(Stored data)
[start]
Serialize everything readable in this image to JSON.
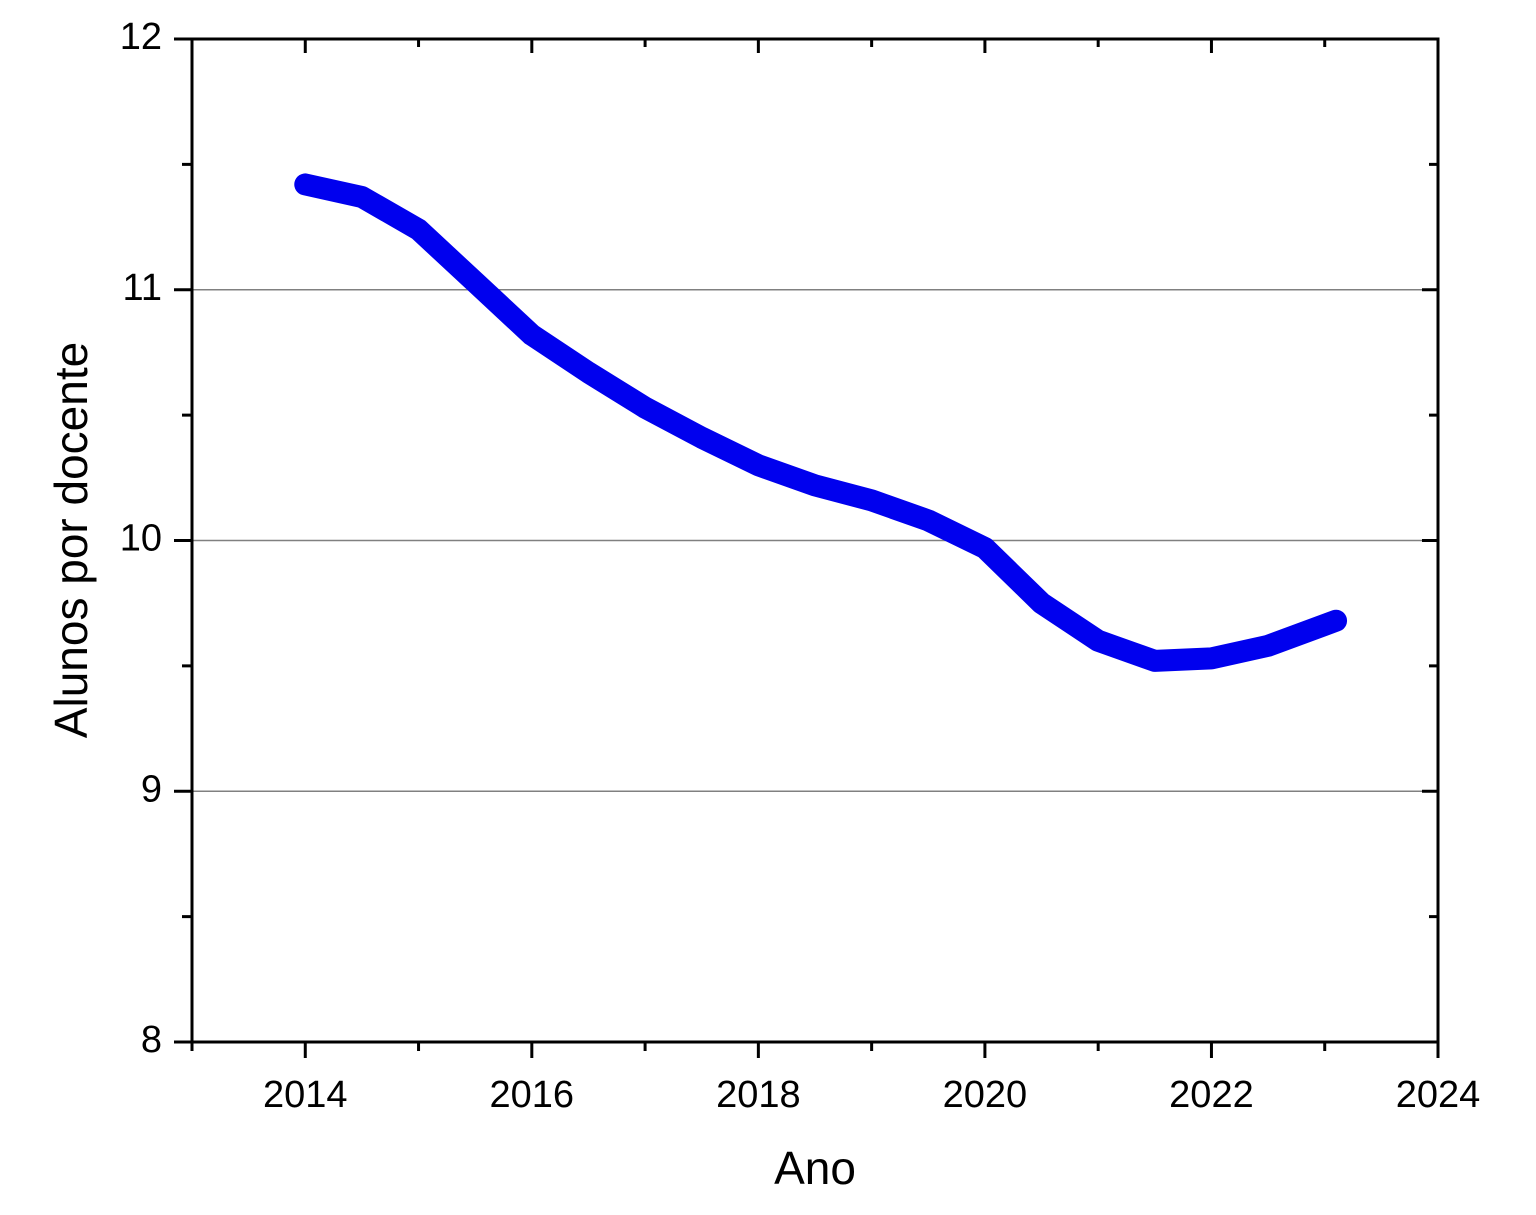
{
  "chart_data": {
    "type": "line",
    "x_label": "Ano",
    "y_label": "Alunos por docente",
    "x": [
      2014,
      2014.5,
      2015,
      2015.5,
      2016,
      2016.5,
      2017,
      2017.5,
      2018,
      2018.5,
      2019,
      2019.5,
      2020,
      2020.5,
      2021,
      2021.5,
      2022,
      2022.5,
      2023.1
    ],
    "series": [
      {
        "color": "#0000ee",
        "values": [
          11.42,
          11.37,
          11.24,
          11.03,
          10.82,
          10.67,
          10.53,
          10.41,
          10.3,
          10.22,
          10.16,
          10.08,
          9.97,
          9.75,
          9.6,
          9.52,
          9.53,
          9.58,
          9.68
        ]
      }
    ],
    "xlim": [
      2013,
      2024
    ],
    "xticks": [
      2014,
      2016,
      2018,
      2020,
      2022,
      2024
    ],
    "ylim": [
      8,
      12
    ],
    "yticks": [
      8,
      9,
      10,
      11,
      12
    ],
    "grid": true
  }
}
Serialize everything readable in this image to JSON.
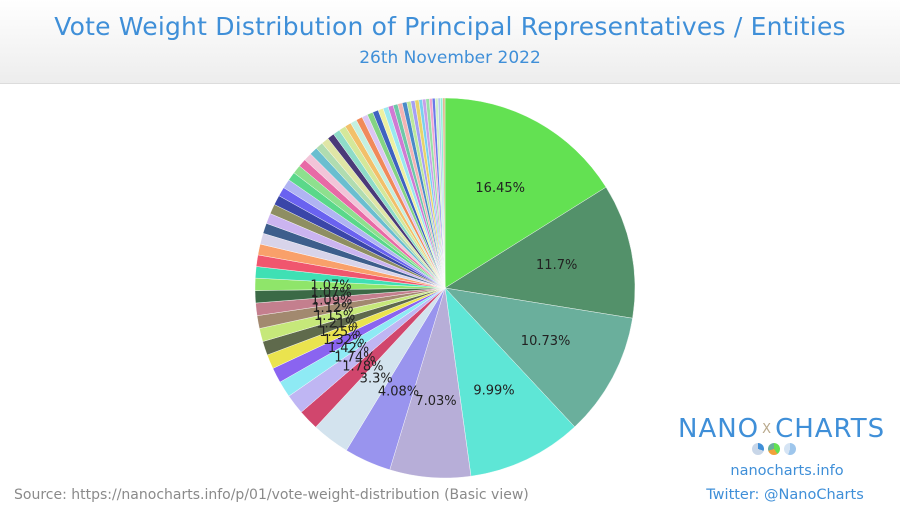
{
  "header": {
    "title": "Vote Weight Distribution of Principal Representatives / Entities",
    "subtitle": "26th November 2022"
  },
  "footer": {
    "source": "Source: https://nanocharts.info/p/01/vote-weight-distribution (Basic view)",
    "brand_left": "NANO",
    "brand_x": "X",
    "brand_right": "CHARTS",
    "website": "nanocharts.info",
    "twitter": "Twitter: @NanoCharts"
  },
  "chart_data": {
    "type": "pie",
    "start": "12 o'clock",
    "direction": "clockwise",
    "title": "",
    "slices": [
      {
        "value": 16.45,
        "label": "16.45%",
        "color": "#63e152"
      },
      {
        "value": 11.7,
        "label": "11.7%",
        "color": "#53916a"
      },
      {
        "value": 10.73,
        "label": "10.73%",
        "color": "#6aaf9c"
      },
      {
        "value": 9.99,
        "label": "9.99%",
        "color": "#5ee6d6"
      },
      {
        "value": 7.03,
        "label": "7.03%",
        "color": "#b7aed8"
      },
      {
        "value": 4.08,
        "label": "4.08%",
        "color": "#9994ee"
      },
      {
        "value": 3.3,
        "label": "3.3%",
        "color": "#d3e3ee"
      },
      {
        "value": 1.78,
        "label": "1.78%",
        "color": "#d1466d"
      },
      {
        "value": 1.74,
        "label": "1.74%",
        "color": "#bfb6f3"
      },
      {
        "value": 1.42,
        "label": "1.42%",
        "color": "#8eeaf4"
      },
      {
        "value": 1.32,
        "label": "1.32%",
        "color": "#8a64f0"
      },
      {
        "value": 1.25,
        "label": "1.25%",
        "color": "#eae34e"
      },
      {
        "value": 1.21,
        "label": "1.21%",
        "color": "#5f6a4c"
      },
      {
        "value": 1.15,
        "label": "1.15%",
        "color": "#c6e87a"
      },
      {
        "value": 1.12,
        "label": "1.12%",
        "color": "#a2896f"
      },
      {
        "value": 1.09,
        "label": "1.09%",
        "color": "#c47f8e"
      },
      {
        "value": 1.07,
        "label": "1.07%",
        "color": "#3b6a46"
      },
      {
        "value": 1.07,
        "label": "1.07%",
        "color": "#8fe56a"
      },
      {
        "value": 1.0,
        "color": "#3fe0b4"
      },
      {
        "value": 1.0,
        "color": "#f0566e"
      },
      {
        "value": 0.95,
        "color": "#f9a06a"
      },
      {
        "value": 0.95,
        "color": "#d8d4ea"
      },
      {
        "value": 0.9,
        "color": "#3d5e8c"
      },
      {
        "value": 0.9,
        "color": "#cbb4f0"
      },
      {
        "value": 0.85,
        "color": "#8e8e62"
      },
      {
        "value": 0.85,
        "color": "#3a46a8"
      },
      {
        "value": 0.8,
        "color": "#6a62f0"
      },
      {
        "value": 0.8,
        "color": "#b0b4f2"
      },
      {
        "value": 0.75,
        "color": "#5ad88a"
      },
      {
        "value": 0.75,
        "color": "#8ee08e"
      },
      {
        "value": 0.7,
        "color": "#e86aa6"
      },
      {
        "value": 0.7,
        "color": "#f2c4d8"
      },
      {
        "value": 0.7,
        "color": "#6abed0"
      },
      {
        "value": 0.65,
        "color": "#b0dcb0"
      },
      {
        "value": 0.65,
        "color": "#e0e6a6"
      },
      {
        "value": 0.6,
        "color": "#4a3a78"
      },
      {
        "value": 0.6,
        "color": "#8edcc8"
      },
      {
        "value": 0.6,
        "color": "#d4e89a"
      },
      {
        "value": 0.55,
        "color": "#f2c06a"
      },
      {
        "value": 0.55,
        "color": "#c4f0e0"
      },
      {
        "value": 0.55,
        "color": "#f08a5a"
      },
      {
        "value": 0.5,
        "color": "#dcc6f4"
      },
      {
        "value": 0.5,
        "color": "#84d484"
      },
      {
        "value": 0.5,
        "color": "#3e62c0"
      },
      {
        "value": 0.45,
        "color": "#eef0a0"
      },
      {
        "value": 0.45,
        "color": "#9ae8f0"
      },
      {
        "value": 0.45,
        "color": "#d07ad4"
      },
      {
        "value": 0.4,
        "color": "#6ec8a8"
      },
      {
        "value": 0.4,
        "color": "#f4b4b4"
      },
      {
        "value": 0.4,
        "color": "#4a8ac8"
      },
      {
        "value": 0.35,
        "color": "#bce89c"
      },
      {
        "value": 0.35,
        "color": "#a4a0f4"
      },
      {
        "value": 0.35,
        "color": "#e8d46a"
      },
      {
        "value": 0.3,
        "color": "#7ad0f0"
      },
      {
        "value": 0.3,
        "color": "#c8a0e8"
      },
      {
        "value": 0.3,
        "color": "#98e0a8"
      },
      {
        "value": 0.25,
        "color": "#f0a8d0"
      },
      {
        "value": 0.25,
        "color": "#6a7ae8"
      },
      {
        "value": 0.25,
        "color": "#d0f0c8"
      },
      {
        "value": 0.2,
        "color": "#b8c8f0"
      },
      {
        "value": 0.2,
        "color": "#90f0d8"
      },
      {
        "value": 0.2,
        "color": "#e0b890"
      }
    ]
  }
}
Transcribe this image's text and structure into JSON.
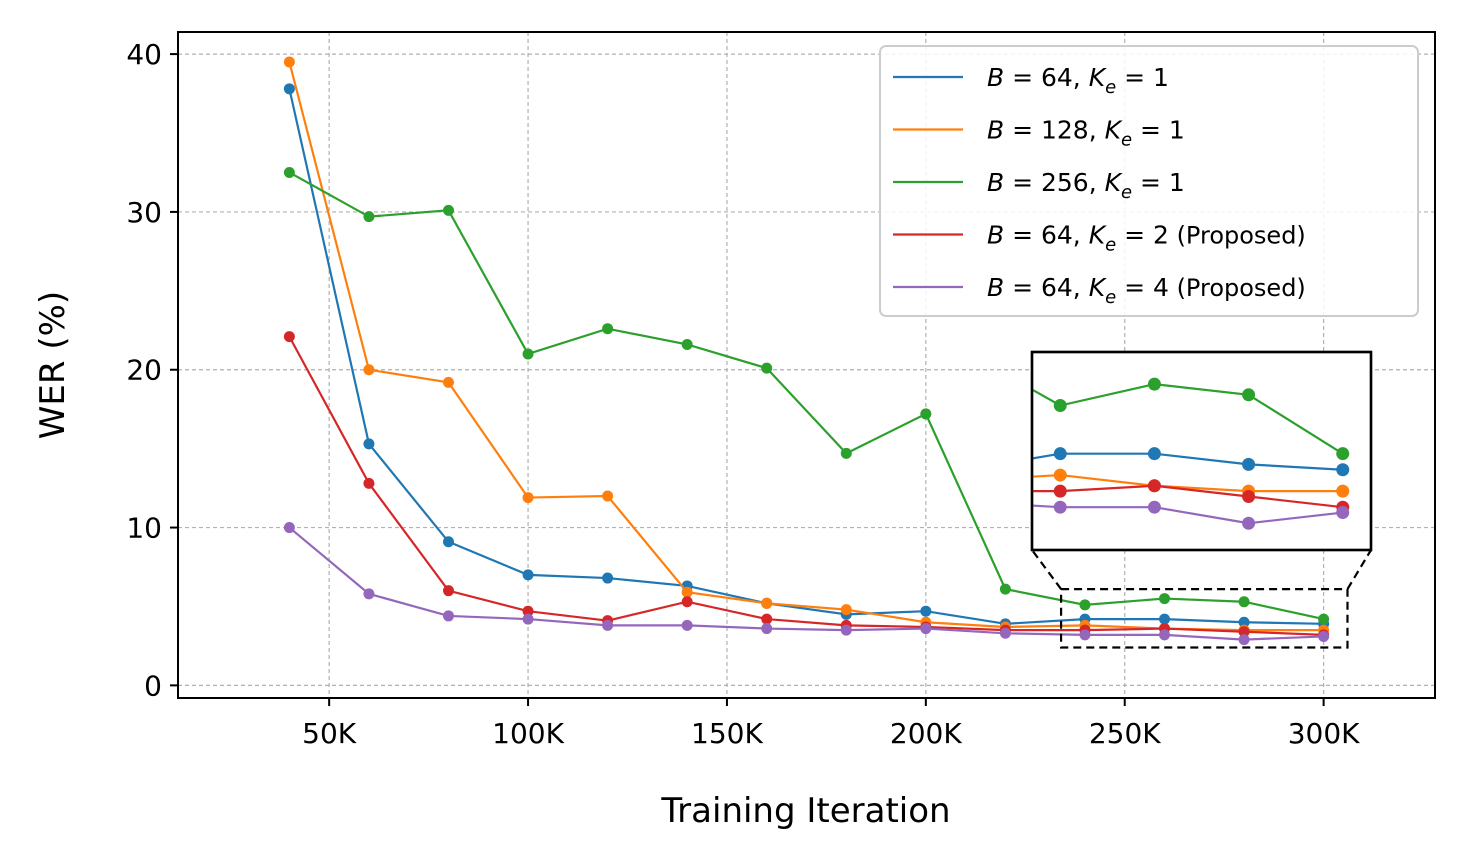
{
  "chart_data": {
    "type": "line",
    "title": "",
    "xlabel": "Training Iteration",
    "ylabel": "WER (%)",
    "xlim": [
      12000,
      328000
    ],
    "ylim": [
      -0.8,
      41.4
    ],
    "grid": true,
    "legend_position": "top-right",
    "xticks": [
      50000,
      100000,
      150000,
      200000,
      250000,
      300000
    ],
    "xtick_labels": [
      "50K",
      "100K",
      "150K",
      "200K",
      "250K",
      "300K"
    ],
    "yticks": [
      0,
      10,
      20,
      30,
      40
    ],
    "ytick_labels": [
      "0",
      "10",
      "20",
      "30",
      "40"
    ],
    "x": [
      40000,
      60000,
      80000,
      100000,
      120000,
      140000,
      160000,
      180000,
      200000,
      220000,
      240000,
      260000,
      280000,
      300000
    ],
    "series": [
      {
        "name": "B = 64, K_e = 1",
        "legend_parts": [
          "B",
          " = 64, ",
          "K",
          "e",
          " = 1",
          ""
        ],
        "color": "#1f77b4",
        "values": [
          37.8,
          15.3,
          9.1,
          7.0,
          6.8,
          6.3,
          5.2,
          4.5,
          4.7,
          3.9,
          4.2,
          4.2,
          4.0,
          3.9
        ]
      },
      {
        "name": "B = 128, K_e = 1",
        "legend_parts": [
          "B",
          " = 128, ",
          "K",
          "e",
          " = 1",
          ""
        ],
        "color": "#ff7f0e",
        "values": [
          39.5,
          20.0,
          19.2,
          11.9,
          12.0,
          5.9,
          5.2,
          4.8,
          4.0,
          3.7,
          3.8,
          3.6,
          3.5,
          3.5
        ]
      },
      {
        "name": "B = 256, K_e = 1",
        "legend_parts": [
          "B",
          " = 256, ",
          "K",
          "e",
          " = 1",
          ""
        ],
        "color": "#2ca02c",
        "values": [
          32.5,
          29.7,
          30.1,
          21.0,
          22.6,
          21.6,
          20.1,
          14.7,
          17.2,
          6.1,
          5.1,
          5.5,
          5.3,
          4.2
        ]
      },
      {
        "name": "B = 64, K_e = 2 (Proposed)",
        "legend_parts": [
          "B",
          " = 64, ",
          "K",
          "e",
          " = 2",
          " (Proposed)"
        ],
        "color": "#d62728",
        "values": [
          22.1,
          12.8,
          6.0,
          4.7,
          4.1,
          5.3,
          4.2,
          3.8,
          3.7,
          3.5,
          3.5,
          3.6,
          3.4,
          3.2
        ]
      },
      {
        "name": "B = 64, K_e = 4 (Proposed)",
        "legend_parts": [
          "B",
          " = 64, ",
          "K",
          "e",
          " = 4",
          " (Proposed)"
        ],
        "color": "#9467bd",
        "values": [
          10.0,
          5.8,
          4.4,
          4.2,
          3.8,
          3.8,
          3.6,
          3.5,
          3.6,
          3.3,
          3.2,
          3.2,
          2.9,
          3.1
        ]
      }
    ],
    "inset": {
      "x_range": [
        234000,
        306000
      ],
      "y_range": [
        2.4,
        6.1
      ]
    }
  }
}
[end]
#### YOUR OBJECTIVE
Copy every line of the entries above in which "Proposed" occurs.

#### SOLUTION BELOW
        "name": "B = 64, K_e = 2 (Proposed)",
          " (Proposed)"
        "name": "B = 64, K_e = 4 (Proposed)",
          " (Proposed)"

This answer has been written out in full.